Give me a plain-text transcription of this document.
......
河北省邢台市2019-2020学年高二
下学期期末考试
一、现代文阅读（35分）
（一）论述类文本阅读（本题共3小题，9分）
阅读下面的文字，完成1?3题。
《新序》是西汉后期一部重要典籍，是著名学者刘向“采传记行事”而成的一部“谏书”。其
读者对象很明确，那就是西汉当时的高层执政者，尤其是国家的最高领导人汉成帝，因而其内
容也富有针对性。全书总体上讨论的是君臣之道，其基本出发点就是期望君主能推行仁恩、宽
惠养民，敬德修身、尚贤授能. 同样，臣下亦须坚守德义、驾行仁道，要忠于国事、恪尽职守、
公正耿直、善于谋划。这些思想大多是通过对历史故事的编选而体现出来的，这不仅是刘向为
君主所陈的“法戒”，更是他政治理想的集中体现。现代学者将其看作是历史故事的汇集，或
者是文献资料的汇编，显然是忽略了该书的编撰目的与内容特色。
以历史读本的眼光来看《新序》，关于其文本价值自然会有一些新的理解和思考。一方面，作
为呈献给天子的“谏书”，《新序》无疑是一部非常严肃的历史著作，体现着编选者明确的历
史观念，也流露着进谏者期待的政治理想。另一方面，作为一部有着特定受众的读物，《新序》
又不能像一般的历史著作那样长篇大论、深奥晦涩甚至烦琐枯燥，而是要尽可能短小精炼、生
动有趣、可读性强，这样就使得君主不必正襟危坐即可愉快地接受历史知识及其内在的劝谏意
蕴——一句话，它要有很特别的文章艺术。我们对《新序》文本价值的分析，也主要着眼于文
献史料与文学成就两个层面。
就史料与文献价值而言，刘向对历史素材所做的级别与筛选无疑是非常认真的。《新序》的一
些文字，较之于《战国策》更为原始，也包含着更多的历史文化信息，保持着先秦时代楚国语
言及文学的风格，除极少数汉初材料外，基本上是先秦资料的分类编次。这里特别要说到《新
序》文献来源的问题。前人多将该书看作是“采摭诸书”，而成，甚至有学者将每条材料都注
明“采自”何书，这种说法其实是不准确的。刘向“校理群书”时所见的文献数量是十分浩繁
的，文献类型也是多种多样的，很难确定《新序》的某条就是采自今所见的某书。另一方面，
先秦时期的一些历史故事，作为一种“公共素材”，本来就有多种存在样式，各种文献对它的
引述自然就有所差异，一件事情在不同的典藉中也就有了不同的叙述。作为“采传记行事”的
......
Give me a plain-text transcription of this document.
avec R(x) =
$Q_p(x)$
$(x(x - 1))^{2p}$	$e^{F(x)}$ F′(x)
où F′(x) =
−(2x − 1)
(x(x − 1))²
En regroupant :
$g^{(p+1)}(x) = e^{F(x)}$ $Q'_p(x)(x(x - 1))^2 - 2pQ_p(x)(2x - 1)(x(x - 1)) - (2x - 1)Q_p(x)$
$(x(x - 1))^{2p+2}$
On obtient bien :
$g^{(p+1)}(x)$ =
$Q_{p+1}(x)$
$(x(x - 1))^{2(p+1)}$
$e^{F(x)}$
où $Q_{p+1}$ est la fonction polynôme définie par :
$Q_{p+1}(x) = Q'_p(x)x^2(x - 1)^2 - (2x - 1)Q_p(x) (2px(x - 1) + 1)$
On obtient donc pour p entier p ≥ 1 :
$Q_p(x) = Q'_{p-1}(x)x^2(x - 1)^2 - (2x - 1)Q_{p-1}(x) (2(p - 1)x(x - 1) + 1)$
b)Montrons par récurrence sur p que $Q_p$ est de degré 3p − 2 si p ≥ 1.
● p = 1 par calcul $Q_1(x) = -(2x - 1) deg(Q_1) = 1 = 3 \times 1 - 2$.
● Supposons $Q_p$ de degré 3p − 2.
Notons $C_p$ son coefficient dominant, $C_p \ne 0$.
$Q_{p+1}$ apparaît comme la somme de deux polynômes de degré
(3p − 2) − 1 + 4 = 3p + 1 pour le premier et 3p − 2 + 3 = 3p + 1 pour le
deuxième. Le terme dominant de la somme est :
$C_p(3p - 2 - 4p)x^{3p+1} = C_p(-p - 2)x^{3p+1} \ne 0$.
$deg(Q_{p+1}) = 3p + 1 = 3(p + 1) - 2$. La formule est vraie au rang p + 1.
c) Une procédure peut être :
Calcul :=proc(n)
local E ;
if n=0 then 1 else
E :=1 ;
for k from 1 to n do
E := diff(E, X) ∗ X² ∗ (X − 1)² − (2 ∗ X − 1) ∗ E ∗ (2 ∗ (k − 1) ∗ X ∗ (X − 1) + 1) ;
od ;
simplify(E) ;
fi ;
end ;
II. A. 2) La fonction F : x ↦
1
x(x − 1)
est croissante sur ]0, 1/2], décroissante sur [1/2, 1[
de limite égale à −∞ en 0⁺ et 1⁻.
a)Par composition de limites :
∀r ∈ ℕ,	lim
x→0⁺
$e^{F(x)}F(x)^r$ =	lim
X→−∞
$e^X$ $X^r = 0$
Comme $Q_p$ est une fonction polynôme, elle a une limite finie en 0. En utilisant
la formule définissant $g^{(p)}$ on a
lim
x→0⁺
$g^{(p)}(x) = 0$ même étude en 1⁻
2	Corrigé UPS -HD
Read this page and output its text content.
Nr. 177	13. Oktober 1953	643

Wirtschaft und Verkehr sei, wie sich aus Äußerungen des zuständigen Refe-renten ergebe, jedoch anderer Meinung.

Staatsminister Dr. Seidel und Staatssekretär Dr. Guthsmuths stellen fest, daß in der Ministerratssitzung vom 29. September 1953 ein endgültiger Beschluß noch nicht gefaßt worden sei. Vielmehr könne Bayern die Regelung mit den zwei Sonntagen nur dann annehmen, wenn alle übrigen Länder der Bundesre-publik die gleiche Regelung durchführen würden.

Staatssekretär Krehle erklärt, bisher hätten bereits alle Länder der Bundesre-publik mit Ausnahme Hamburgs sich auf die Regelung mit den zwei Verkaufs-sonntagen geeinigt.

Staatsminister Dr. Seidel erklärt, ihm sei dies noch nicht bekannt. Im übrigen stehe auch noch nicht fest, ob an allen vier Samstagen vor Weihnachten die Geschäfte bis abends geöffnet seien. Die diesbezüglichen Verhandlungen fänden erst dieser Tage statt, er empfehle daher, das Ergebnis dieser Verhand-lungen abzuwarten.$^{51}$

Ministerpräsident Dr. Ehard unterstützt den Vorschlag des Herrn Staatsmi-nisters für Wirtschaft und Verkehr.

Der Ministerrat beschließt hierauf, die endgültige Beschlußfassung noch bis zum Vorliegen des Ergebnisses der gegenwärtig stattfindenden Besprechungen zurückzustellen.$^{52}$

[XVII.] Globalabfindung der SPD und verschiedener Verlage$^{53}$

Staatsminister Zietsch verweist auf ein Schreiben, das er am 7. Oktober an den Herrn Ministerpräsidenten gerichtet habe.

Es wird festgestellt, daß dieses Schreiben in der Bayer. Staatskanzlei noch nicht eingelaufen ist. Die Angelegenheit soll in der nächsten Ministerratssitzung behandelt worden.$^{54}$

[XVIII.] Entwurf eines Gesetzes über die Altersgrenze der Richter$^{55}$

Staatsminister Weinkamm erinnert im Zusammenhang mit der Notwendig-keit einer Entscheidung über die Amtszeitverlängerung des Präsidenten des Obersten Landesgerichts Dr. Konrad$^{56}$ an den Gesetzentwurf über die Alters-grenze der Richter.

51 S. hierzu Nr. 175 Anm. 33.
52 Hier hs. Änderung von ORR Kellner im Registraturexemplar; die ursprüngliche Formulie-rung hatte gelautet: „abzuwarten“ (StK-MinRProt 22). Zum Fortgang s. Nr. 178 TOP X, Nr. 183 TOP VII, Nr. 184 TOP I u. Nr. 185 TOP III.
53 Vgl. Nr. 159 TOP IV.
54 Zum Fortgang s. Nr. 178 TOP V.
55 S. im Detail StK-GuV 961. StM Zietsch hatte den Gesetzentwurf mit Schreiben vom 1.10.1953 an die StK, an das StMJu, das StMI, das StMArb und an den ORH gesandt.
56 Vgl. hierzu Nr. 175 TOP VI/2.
^^^^
* WORK INSTRUCTIONS: Some lines of the records may hold the word "Schreiben". How many do? Answer with a number and nothing else.

* RESULT FOR THIS EXERCISE: 3